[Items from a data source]
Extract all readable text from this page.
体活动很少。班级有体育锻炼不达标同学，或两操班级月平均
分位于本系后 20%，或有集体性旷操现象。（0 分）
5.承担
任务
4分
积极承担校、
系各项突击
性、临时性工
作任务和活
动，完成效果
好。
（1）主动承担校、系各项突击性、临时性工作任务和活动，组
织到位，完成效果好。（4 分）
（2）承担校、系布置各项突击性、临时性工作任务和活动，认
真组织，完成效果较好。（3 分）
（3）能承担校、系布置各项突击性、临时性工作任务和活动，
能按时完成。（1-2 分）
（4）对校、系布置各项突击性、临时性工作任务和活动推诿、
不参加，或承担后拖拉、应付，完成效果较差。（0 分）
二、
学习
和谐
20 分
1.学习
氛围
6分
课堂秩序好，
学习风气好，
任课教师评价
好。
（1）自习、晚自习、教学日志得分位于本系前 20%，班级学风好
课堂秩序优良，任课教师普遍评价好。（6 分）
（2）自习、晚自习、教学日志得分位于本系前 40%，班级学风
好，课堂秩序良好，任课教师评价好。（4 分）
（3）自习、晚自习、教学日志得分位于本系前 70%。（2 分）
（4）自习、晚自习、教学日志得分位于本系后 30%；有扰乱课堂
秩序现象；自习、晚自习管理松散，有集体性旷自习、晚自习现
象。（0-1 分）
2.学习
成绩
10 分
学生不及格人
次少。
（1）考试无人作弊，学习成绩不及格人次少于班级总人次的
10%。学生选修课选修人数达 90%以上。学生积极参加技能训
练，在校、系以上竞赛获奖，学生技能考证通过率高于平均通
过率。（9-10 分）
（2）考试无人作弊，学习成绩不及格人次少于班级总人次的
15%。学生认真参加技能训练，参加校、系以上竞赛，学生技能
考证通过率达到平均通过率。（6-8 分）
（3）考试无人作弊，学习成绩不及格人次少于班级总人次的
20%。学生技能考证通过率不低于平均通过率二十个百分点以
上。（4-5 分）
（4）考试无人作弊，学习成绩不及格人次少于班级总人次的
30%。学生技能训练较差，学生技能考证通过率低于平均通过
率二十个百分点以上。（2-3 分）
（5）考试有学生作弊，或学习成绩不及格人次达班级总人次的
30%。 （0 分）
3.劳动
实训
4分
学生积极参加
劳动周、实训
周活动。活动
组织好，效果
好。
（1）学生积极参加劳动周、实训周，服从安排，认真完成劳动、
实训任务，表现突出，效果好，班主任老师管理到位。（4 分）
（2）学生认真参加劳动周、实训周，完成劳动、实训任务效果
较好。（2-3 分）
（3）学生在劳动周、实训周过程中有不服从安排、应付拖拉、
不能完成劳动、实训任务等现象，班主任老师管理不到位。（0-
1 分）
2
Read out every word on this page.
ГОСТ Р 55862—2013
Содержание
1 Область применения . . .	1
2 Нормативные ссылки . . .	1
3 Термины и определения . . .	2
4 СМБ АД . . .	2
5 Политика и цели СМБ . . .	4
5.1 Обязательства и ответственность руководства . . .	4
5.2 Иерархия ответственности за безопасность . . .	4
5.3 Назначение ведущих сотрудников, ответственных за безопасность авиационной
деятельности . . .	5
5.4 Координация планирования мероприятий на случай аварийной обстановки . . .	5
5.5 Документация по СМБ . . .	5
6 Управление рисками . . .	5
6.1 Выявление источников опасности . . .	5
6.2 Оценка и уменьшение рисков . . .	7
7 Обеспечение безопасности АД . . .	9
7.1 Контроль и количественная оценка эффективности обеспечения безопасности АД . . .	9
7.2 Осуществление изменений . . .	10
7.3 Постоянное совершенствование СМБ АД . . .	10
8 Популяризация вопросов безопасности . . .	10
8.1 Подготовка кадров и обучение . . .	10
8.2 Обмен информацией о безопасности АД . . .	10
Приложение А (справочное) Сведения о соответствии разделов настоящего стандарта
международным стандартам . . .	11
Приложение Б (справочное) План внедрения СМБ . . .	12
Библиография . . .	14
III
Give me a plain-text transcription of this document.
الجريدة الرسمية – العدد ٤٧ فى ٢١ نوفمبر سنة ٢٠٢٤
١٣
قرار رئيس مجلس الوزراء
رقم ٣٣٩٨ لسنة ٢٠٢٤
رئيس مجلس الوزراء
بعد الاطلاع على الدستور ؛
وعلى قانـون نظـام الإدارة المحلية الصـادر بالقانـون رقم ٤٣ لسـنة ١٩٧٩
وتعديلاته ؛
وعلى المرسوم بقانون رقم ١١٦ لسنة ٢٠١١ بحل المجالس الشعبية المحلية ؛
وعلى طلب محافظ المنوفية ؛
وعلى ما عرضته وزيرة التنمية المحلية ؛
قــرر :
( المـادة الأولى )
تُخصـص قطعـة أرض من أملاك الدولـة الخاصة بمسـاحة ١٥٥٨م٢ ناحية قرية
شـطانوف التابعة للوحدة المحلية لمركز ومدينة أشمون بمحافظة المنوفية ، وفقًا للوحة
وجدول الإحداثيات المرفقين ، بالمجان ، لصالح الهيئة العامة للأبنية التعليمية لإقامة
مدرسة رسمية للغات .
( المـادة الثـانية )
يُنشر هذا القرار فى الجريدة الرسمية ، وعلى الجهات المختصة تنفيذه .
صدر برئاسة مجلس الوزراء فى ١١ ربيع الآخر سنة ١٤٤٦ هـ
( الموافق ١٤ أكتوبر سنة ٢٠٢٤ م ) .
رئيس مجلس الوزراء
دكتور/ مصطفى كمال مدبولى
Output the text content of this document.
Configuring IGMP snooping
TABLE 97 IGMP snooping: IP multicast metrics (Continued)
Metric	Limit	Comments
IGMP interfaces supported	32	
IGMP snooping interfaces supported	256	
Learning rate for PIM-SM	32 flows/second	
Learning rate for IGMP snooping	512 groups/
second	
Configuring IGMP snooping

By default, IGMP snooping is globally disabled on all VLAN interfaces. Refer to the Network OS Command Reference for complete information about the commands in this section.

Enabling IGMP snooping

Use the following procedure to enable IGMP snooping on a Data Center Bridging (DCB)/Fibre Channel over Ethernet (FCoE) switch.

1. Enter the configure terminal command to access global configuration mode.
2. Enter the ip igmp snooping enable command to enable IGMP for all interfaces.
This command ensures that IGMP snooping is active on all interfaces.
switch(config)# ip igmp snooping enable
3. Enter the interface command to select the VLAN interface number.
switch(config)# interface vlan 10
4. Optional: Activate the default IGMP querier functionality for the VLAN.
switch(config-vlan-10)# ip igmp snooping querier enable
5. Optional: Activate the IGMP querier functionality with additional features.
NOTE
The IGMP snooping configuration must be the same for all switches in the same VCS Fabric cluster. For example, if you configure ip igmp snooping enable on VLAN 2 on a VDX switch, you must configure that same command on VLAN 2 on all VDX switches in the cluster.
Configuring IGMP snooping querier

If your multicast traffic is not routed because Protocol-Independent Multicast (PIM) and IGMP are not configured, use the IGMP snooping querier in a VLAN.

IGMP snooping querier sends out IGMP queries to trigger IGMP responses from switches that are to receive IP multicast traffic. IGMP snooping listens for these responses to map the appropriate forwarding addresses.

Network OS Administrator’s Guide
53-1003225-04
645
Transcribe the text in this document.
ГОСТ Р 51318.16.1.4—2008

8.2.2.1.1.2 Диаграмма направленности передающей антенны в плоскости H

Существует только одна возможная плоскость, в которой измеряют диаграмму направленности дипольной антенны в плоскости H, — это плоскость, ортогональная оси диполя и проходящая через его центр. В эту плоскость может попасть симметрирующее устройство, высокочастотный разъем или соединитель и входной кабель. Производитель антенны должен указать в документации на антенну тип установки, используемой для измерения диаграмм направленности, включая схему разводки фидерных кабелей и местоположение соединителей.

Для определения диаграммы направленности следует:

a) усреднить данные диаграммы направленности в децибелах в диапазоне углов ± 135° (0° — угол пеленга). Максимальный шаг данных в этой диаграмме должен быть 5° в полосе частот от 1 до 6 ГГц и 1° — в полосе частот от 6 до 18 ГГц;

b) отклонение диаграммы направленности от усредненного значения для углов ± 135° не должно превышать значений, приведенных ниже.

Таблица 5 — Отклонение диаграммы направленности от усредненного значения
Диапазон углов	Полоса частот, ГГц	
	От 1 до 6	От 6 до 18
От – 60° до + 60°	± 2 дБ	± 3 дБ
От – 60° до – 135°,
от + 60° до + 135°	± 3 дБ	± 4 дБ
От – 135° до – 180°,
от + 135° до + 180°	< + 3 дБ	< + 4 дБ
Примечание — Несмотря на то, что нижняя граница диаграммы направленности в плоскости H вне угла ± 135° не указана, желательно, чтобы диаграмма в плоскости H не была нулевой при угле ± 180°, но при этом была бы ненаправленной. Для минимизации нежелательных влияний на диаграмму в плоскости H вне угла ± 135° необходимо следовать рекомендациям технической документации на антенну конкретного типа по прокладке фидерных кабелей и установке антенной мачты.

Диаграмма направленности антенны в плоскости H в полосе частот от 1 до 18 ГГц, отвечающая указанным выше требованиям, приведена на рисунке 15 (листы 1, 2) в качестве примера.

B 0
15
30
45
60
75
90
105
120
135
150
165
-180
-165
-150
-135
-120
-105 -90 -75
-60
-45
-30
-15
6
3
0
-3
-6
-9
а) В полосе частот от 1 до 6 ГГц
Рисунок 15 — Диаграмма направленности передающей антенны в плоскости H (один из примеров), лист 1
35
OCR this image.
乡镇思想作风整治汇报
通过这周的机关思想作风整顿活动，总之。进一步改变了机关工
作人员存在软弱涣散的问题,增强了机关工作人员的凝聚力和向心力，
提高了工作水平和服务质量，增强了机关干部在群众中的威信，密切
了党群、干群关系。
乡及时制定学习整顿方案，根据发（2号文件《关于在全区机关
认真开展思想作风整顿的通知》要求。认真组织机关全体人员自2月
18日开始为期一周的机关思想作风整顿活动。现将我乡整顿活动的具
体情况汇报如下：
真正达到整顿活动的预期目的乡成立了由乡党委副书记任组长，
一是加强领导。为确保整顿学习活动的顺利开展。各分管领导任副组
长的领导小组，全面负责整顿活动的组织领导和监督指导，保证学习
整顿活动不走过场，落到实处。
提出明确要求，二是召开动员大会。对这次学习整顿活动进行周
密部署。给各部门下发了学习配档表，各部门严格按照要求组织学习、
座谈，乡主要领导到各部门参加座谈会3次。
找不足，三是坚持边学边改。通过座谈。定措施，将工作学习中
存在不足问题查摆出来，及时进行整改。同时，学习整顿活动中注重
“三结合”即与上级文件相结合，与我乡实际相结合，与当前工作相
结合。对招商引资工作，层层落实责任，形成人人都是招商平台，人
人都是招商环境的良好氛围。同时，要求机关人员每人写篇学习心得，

▶ [DIRECTIVE]: Tally the lines above containing "مجلس". Answer with the count only.

▶ [OUTPUT FOR THIS TASK]: 4